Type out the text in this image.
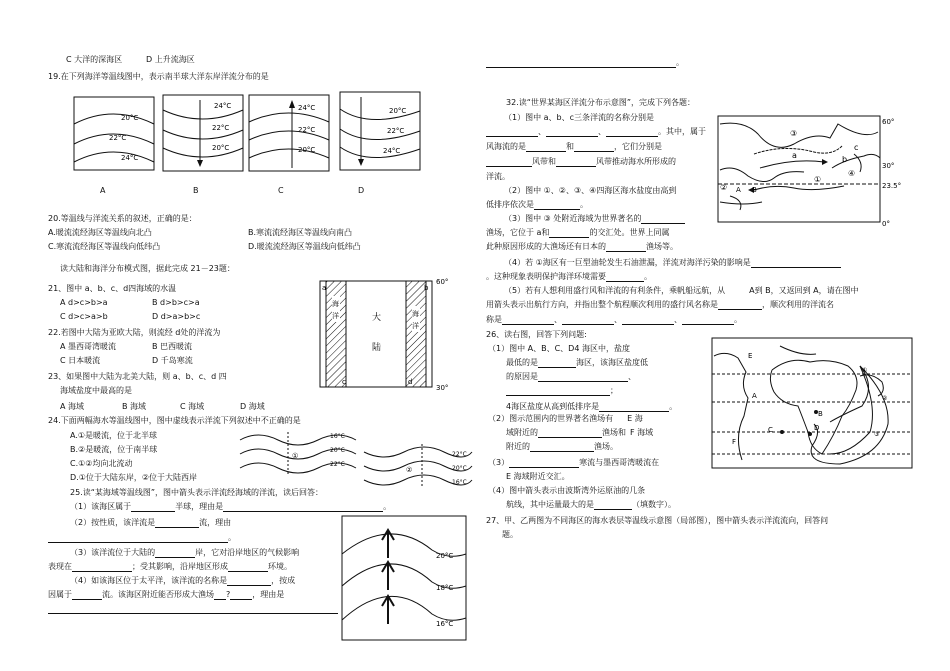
C 大洋的深海区	D 上升流海区
19.在下列海洋等温线图中，表示南半球大洋东岸洋流分布的是
20°C
22°C
24°C
24°C
22°C
20°C
24°C
22°C
20°C
20°C
22°C
24°C
A	B	C	D
20.等温线与洋流关系的叙述，正确的是：
A.暖流流经海区等温线向北凸	B.寒流流经海区等温线向南凸
C.寒流流经海区等温线向低纬凸	D.暖流流经海区等温线向低纬凸
读大陆和海洋分布模式图，据此完成 21－23题：
21、图中 a、b、c、d四海域的水温
A d>c>b>a	B d>b>c>a
C d>c>a>b	D d>a>b>c
22.若图中大陆为亚欧大陆，则流经 d处的洋流为
A 墨西哥湾暖流	B 巴西暖流
C 日本暖流	D 千岛寒流
23、如果图中大陆为北美大陆，则 a、b、c、d 四
海域盐度中最高的是
A 海域	B 海域	C 海域	D 海域
海
洋	海
洋
大
陆
60°
30°
a	b
c	d
24.下面两幅海水等温线图中，图中虚线表示洋流下列叙述中不正确的是
A.①是暖流，位于北半球
B.②是暖流，位于南半球
C.①②均向北流动
D.①位于大陆东岸，②位于大陆西岸
①
16°C
20°C
22°C
②
22°C
20°C
16°C
25.读“某海域等温线图”，图中箭头表示洋流经海域的洋流，读后回答：
（1）该海区属于	半球，理由是	。
（2）按性质，该洋流是	流，理由
。
（3）该洋流位于大陆的	岸，它对沿岸地区的气候影响
表现在	；受其影响，沿岸地区形成	环境。
（4）如该海区位于太平洋，该洋流的名称是	，按成
因属于	流。该海区附近能否形成大渔场 ?	，理由是
20°C
18°C
16°C
。
32.读“世界某海区洋流分布示意图”，完成下列各题：
（1）图中 a、b、c三条洋流的名称分别是
、	、	。其中，属于
风海流的是	和	，它们分别是
风带和	风带推动海水所形成的
洋流。
（2）图中 ①、②、③、④四海区海水盐度由高到
低排序依次是	。
（3）图中 ③ 处附近海域为世界著名的
渔场，它位于 a和	的交汇处。世界上同属
此种原因形成的大渔场还有日本的	渔场等。
60°
30°
23.5°
0°
a	b
c
A B
①
②
③
④
（4）若 ①海区有一巨型油轮发生石油泄漏，洋流对海洋污染的影响是
。这种现象表明保护海洋环境需要	。
（5）若有人想利用盛行风和洋流的有利条件，乘帆船远航，从	A到 B，又返回到 A，请在图中
用箭头表示出航行方向，并指出整个航程顺次利用的盛行风名称是	，顺次利用的洋流名
称是	、	、	、	。
26、读右图，回答下列问题:
（1）图中 A、B、C、D4 海区中，盐度
最低的是	海区，该海区盐度低
的原因是	、
；
4海区盐度从高到低排序是	。
（2）图示范围内的世界著名渔场有 E 海
域附近的	渔场和 F 海域
附近的	渔场。
（3）	寒流与墨西哥湾暖流在
E 海域附近交汇。
（4）图中箭头表示由波斯湾外运原油的几条
航线，其中运量最大的是	（填数字）。
B
D
C
A
E
F
①
②
③
27、甲、乙两图为不同海区的海水表层等温线示意图（局部图），图中箭头表示洋流流向，回答问
题。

◆ ◆ ◆

--- What you are asked to do ---
Copy the records above exactly. The pictures are not part of the copy.

--- Response ---
Type out the text in this image.
C 大洋的深海区	D 上升流海区
19.在下列海洋等温线图中，表示南半球大洋东岸洋流分布的是
20°C
22°C
24°C
24°C
22°C
20°C
24°C
22°C
20°C
20°C
22°C
24°C
A	B	C	D
20.等温线与洋流关系的叙述，正确的是：
A.暖流流经海区等温线向北凸	B.寒流流经海区等温线向南凸
C.寒流流经海区等温线向低纬凸	D.暖流流经海区等温线向低纬凸
读大陆和海洋分布模式图，据此完成 21－23题：
21、图中 a、b、c、d四海域的水温
A d>c>b>a	B d>b>c>a
C d>c>a>b	D d>a>b>c
22.若图中大陆为亚欧大陆，则流经 d处的洋流为
A 墨西哥湾暖流	B 巴西暖流
C 日本暖流	D 千岛寒流
23、如果图中大陆为北美大陆，则 a、b、c、d 四
海域盐度中最高的是
A 海域	B 海域	C 海域	D 海域
海
洋	海
洋
大
陆
60°
30°
a	b
c	d
24.下面两幅海水等温线图中，图中虚线表示洋流下列叙述中不正确的是
A.①是暖流，位于北半球
B.②是暖流，位于南半球
C.①②均向北流动
D.①位于大陆东岸，②位于大陆西岸
①
16°C
20°C
22°C
②
22°C
20°C
16°C
25.读“某海域等温线图”，图中箭头表示洋流经海域的洋流，读后回答：
（1）该海区属于	半球，理由是	。
（2）按性质，该洋流是	流，理由
。
（3）该洋流位于大陆的	岸，它对沿岸地区的气候影响
表现在	；受其影响，沿岸地区形成	环境。
（4）如该海区位于太平洋，该洋流的名称是	，按成
因属于	流。该海区附近能否形成大渔场 ?	，理由是
20°C
18°C
16°C
。
32.读“世界某海区洋流分布示意图”，完成下列各题：
（1）图中 a、b、c三条洋流的名称分别是
、	、	。其中，属于
风海流的是	和	，它们分别是
风带和	风带推动海水所形成的
洋流。
（2）图中 ①、②、③、④四海区海水盐度由高到
低排序依次是	。
（3）图中 ③ 处附近海域为世界著名的
渔场，它位于 a和	的交汇处。世界上同属
此种原因形成的大渔场还有日本的	渔场等。
60°
30°
23.5°
0°
a	b
c
A B
①
②
③
④
（4）若 ①海区有一巨型油轮发生石油泄漏，洋流对海洋污染的影响是
。这种现象表明保护海洋环境需要	。
（5）若有人想利用盛行风和洋流的有利条件，乘帆船远航，从	A到 B，又返回到 A，请在图中
用箭头表示出航行方向，并指出整个航程顺次利用的盛行风名称是	，顺次利用的洋流名
称是	、	、	、	。
26、读右图，回答下列问题:
（1）图中 A、B、C、D4 海区中，盐度
最低的是	海区，该海区盐度低
的原因是	、
；
4海区盐度从高到低排序是	。
（2）图示范围内的世界著名渔场有 E 海
域附近的	渔场和 F 海域
附近的	渔场。
（3）	寒流与墨西哥湾暖流在
E 海域附近交汇。
（4）图中箭头表示由波斯湾外运原油的几条
航线，其中运量最大的是	（填数字）。
B
D
C
A
E
F
①
②
③
27、甲、乙两图为不同海区的海水表层等温线示意图（局部图），图中箭头表示洋流流向，回答问
题。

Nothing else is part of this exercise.